- Provided material -

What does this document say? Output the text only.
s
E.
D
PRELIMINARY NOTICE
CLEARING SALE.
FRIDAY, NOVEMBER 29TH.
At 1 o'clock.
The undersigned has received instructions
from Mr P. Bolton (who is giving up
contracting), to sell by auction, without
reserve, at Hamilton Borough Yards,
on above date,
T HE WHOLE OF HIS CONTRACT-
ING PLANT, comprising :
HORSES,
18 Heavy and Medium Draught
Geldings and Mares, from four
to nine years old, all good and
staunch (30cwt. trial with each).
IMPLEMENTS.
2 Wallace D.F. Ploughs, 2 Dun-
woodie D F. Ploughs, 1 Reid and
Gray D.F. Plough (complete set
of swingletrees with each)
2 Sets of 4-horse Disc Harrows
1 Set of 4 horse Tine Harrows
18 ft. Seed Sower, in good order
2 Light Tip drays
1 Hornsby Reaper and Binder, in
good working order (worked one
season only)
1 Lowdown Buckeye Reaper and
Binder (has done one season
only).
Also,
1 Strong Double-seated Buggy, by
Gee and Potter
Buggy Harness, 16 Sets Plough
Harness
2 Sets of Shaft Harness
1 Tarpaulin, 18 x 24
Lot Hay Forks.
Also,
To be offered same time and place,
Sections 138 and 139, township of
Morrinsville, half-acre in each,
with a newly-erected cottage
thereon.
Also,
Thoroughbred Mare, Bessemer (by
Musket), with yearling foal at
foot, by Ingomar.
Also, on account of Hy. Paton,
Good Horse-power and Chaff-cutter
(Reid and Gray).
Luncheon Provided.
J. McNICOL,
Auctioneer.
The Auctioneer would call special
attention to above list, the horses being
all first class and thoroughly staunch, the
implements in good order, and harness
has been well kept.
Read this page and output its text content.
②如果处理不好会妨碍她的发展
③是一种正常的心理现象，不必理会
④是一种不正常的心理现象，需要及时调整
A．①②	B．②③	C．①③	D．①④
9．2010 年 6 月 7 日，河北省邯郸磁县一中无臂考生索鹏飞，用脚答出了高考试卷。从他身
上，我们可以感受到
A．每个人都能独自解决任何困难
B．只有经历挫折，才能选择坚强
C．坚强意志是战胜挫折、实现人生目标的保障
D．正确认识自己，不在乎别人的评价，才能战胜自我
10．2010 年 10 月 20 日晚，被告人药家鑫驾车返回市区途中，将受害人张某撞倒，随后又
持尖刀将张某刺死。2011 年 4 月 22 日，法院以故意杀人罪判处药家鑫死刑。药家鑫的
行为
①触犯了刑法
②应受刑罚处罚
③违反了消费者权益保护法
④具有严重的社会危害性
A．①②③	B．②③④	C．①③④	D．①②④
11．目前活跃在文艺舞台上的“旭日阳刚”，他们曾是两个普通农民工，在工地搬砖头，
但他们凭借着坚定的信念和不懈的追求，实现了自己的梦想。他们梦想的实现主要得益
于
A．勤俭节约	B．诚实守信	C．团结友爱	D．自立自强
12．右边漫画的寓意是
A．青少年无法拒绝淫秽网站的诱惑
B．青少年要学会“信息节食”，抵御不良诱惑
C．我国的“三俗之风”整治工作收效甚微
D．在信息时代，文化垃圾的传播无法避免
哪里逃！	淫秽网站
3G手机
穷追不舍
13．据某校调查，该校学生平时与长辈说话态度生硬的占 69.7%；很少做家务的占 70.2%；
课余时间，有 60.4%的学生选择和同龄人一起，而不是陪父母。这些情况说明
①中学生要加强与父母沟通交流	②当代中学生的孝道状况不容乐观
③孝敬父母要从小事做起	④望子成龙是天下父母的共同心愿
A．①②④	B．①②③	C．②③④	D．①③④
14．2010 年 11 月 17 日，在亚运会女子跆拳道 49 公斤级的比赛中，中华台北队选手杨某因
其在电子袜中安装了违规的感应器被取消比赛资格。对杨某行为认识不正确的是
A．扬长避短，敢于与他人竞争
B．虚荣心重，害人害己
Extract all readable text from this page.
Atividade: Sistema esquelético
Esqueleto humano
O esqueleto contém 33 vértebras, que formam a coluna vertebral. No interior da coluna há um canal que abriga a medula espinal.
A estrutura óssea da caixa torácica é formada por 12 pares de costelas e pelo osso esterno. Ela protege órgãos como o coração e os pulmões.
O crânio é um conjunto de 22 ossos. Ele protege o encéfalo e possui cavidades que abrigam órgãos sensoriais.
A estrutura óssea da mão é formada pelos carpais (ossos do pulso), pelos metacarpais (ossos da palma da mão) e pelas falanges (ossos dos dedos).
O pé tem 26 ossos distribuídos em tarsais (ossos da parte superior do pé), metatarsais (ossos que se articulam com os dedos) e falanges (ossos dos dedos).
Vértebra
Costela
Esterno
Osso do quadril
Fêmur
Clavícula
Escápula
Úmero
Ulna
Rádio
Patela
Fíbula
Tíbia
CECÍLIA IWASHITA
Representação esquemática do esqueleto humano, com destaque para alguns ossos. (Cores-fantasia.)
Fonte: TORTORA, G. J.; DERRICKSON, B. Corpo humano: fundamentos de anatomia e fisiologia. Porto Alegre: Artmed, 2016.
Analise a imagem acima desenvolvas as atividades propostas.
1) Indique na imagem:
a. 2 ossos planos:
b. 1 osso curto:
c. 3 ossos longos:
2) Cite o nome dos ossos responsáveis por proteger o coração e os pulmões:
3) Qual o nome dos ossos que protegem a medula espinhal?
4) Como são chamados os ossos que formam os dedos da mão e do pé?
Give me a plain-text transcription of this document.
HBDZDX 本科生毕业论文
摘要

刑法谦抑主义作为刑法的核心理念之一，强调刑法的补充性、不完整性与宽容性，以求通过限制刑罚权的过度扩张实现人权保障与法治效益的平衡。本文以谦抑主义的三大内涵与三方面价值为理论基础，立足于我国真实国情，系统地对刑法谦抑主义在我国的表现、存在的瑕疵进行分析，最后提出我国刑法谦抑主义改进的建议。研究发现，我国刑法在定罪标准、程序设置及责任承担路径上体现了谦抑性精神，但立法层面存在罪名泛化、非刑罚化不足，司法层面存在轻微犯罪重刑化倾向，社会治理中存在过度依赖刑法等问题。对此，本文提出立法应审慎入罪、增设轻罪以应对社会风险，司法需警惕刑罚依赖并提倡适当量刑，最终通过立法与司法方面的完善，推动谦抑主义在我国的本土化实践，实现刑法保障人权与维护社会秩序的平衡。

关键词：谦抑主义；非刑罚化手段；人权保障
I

- Your task -
Look through the data and show every line containing "nome".

- Written solution -
2) Cite o nome dos ossos responsáveis por proteger o coração e os pulmões:
3) Qual o nome dos ossos que protegem a medula espinhal?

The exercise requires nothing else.